[Requirement] In the records that follow, locate every line with "JSON" and extract it.

[Provided data]

══════════════════════════════

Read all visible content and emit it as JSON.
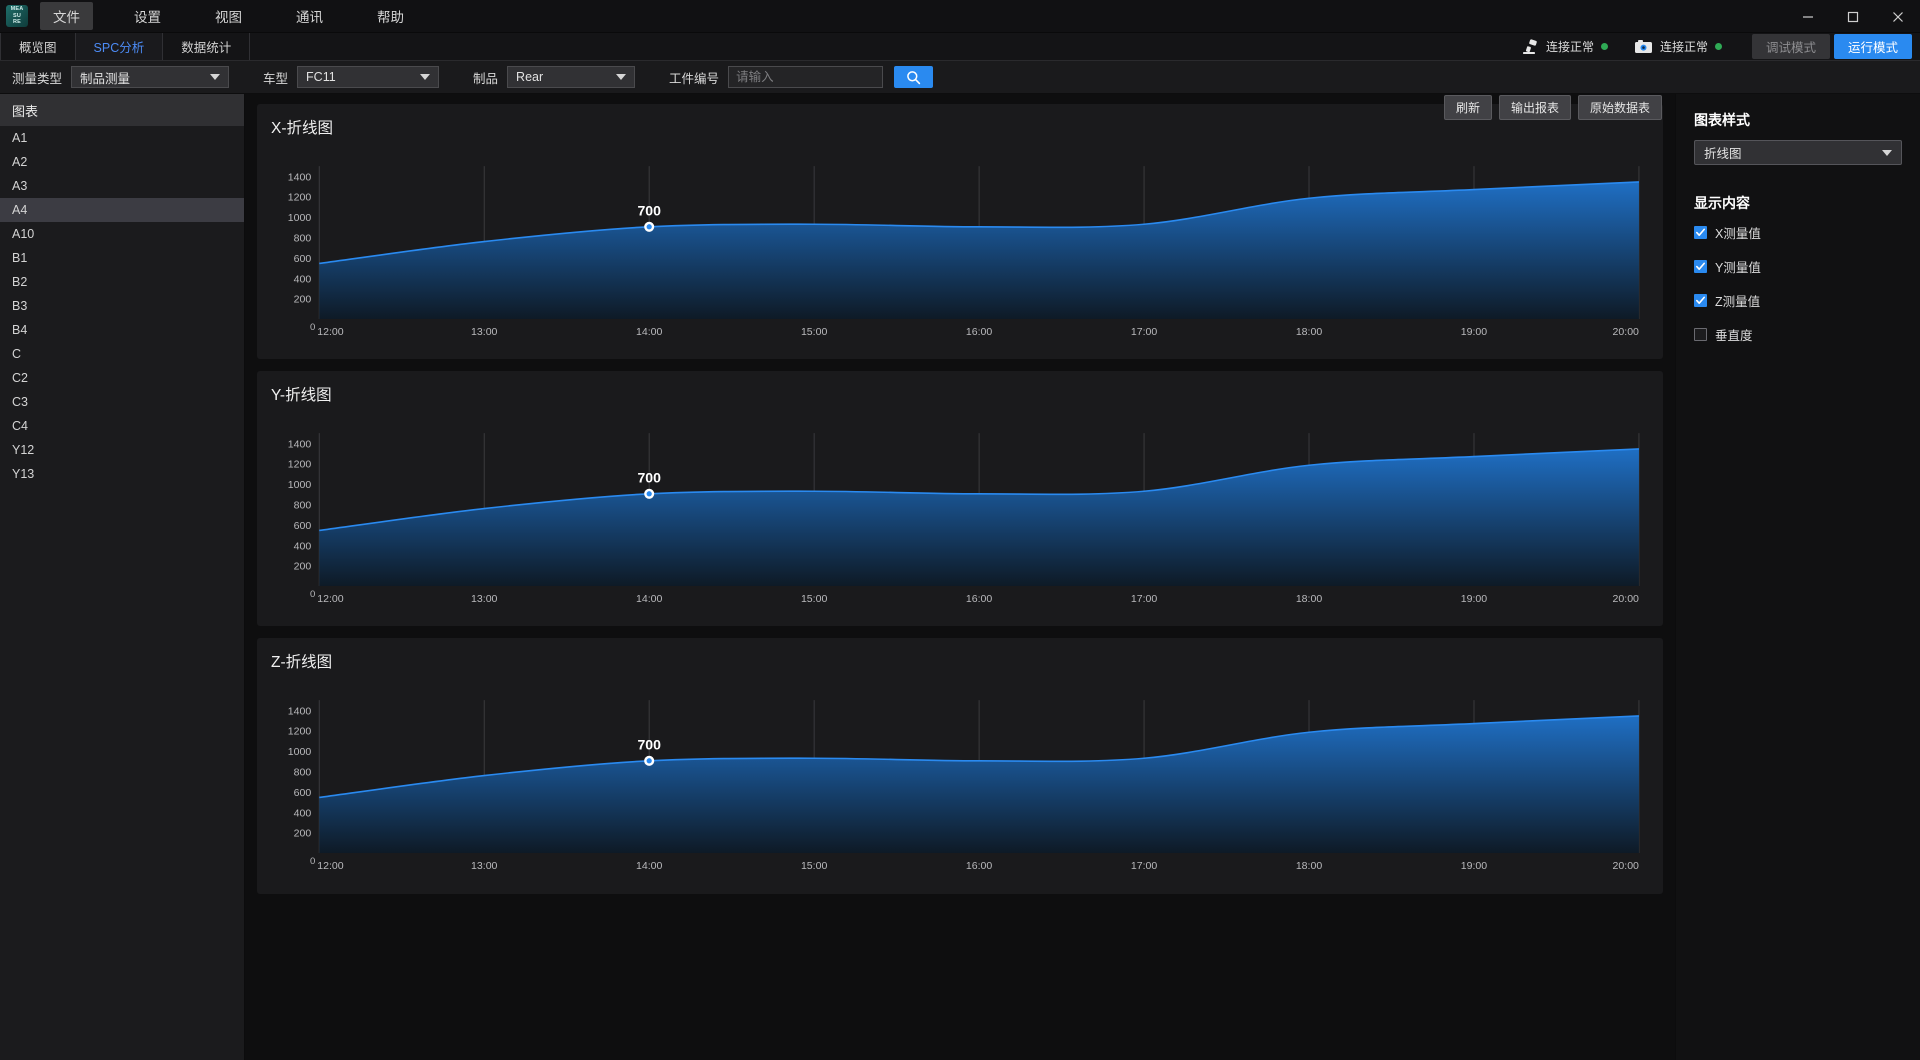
{
  "titlebar": {
    "logo_icon": "measure-logo-icon",
    "menu": [
      {
        "label": "文件",
        "active": true
      },
      {
        "label": "设置",
        "active": false
      },
      {
        "label": "视图",
        "active": false
      },
      {
        "label": "通讯",
        "active": false
      },
      {
        "label": "帮助",
        "active": false
      }
    ],
    "window_controls": {
      "minimize": "minimize-icon",
      "maximize": "maximize-icon",
      "close": "close-icon"
    }
  },
  "tabbar": {
    "tabs": [
      {
        "label": "概览图",
        "active": false
      },
      {
        "label": "SPC分析",
        "active": true
      },
      {
        "label": "数据统计",
        "active": false
      }
    ],
    "status": [
      {
        "icon": "scanner-icon",
        "label": "连接正常",
        "color": "#2faa55"
      },
      {
        "icon": "camera-icon",
        "label": "连接正常",
        "color": "#2faa55"
      }
    ],
    "modes": [
      {
        "label": "调试模式",
        "active": false
      },
      {
        "label": "运行模式",
        "active": true
      }
    ]
  },
  "filterbar": {
    "measure_type": {
      "label": "测量类型",
      "value": "制品测量"
    },
    "car_model": {
      "label": "车型",
      "value": "FC11"
    },
    "product": {
      "label": "制品",
      "value": "Rear"
    },
    "workpiece": {
      "label": "工件编号",
      "value": "",
      "placeholder": "请输入"
    },
    "search_icon": "search-icon"
  },
  "toolbar": {
    "refresh_label": "刷新",
    "export_label": "输出报表",
    "rawdata_label": "原始数据表"
  },
  "sidebar": {
    "header": "图表",
    "items": [
      {
        "label": "A1",
        "selected": false
      },
      {
        "label": "A2",
        "selected": false
      },
      {
        "label": "A3",
        "selected": false
      },
      {
        "label": "A4",
        "selected": true
      },
      {
        "label": "A10",
        "selected": false
      },
      {
        "label": "B1",
        "selected": false
      },
      {
        "label": "B2",
        "selected": false
      },
      {
        "label": "B3",
        "selected": false
      },
      {
        "label": "B4",
        "selected": false
      },
      {
        "label": "C",
        "selected": false
      },
      {
        "label": "C2",
        "selected": false
      },
      {
        "label": "C3",
        "selected": false
      },
      {
        "label": "C4",
        "selected": false
      },
      {
        "label": "Y12",
        "selected": false
      },
      {
        "label": "Y13",
        "selected": false
      }
    ]
  },
  "rightpanel": {
    "style_title": "图表样式",
    "style_value": "折线图",
    "content_title": "显示内容",
    "checkboxes": [
      {
        "label": "X测量值",
        "checked": true
      },
      {
        "label": "Y测量值",
        "checked": true
      },
      {
        "label": "Z测量值",
        "checked": true
      },
      {
        "label": "垂直度",
        "checked": false
      }
    ],
    "accent_color": "#2a8af0"
  },
  "chart_data": [
    {
      "type": "area",
      "title": "X-折线图",
      "xlabel": "",
      "ylabel": "",
      "ylim": [
        0,
        1500
      ],
      "yticks": [
        200,
        400,
        600,
        800,
        1000,
        1200,
        1400
      ],
      "origin_label": "0",
      "grid": true,
      "x": [
        "12:00",
        "13:00",
        "14:00",
        "15:00",
        "16:00",
        "17:00",
        "18:00",
        "19:00",
        "20:00"
      ],
      "values": [
        545,
        760,
        905,
        930,
        905,
        930,
        1185,
        1270,
        1345
      ],
      "marker": {
        "x": "14:00",
        "value": 700,
        "label": "700"
      },
      "line_color": "#2a8af0",
      "fill_top": "#1f6fc4",
      "fill_bottom": "#0e1a26"
    },
    {
      "type": "area",
      "title": "Y-折线图",
      "xlabel": "",
      "ylabel": "",
      "ylim": [
        0,
        1500
      ],
      "yticks": [
        200,
        400,
        600,
        800,
        1000,
        1200,
        1400
      ],
      "origin_label": "0",
      "grid": true,
      "x": [
        "12:00",
        "13:00",
        "14:00",
        "15:00",
        "16:00",
        "17:00",
        "18:00",
        "19:00",
        "20:00"
      ],
      "values": [
        545,
        760,
        905,
        930,
        905,
        930,
        1185,
        1270,
        1345
      ],
      "marker": {
        "x": "14:00",
        "value": 700,
        "label": "700"
      },
      "line_color": "#2a8af0",
      "fill_top": "#1f6fc4",
      "fill_bottom": "#0e1a26"
    },
    {
      "type": "area",
      "title": "Z-折线图",
      "xlabel": "",
      "ylabel": "",
      "ylim": [
        0,
        1500
      ],
      "yticks": [
        200,
        400,
        600,
        800,
        1000,
        1200,
        1400
      ],
      "origin_label": "0",
      "grid": true,
      "x": [
        "12:00",
        "13:00",
        "14:00",
        "15:00",
        "16:00",
        "17:00",
        "18:00",
        "19:00",
        "20:00"
      ],
      "values": [
        545,
        760,
        905,
        930,
        905,
        930,
        1185,
        1270,
        1345
      ],
      "marker": {
        "x": "14:00",
        "value": 700,
        "label": "700"
      },
      "line_color": "#2a8af0",
      "fill_top": "#1f6fc4",
      "fill_bottom": "#0e1a26"
    }
  ]
}
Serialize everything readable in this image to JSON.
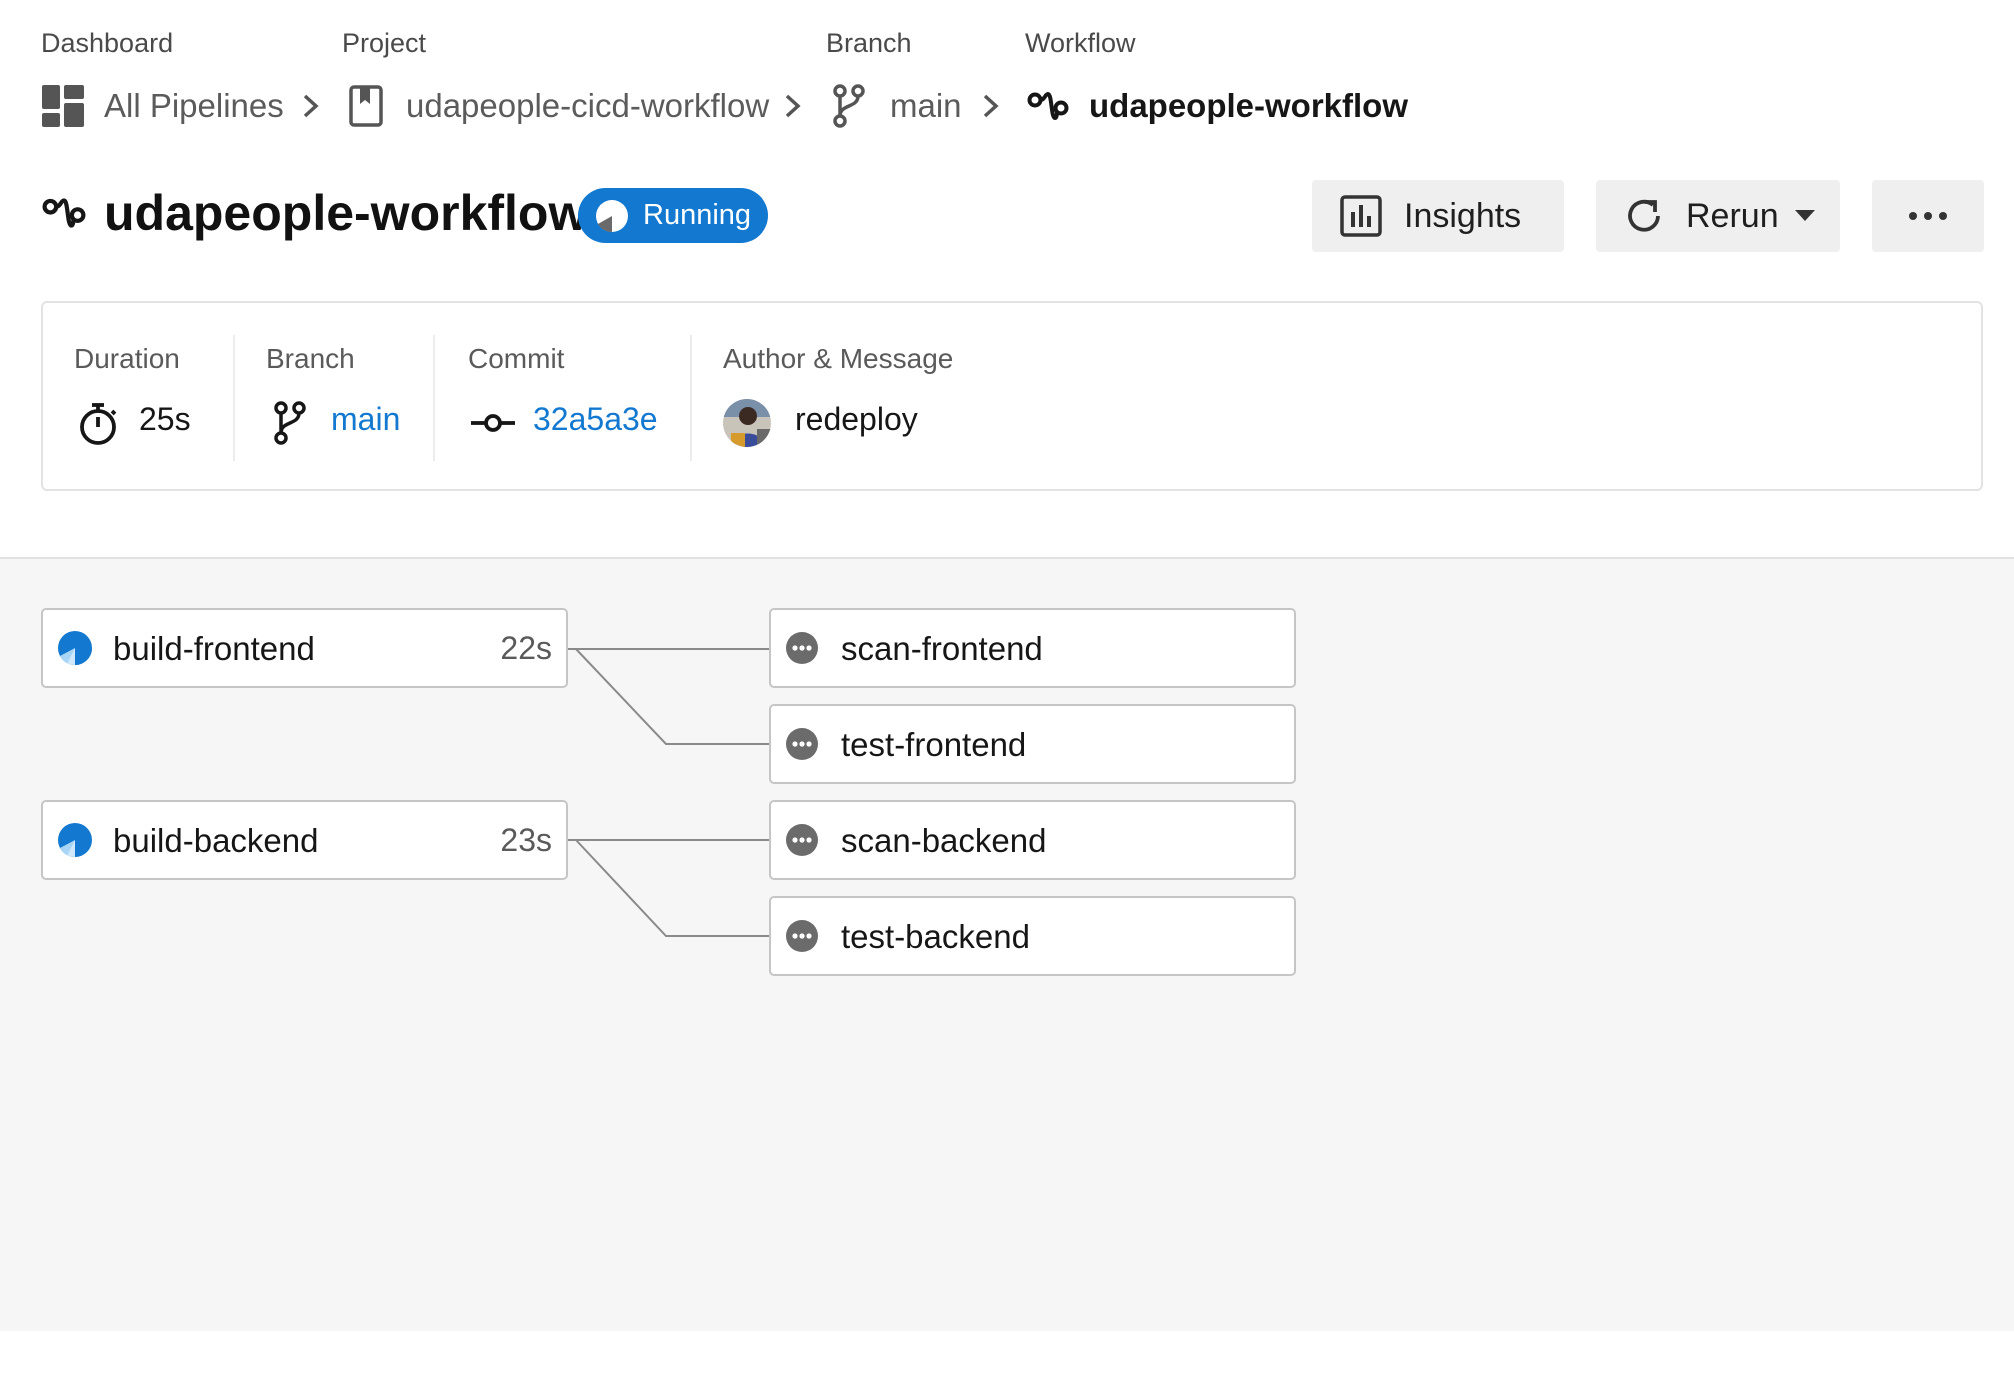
{
  "breadcrumb": {
    "captions": [
      "Dashboard",
      "Project",
      "Branch",
      "Workflow"
    ],
    "all_pipelines": "All Pipelines",
    "project": "udapeople-cicd-workflow",
    "branch": "main",
    "workflow": "udapeople-workflow"
  },
  "header": {
    "title": "udapeople-workflow",
    "status": "Running",
    "insights_label": "Insights",
    "rerun_label": "Rerun"
  },
  "info": {
    "duration_caption": "Duration",
    "duration_value": "25s",
    "branch_caption": "Branch",
    "branch_value": "main",
    "commit_caption": "Commit",
    "commit_value": "32a5a3e",
    "author_caption": "Author & Message",
    "message": "redeploy"
  },
  "jobs": [
    {
      "name": "build-frontend",
      "duration": "22s",
      "state": "running"
    },
    {
      "name": "build-backend",
      "duration": "23s",
      "state": "running"
    },
    {
      "name": "scan-frontend",
      "state": "queued"
    },
    {
      "name": "test-frontend",
      "state": "queued"
    },
    {
      "name": "scan-backend",
      "state": "queued"
    },
    {
      "name": "test-backend",
      "state": "queued"
    }
  ],
  "colors": {
    "accent": "#1278d0",
    "queued_icon": "#6b6b6b",
    "graph_background": "#f6f6f6"
  },
  "icons": {
    "dashboard": "grid-icon",
    "project": "bookmark-icon",
    "branch": "git-branch-icon",
    "workflow": "workflow-icon",
    "duration": "stopwatch-icon",
    "commit": "git-commit-icon",
    "insights": "bar-chart-icon",
    "rerun": "refresh-icon",
    "more": "more-horizontal-icon"
  }
}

══════════════════════════════

[Finished task]
Read all visible content and emit it as JSON.
Serialize everything readable in this image to JSON.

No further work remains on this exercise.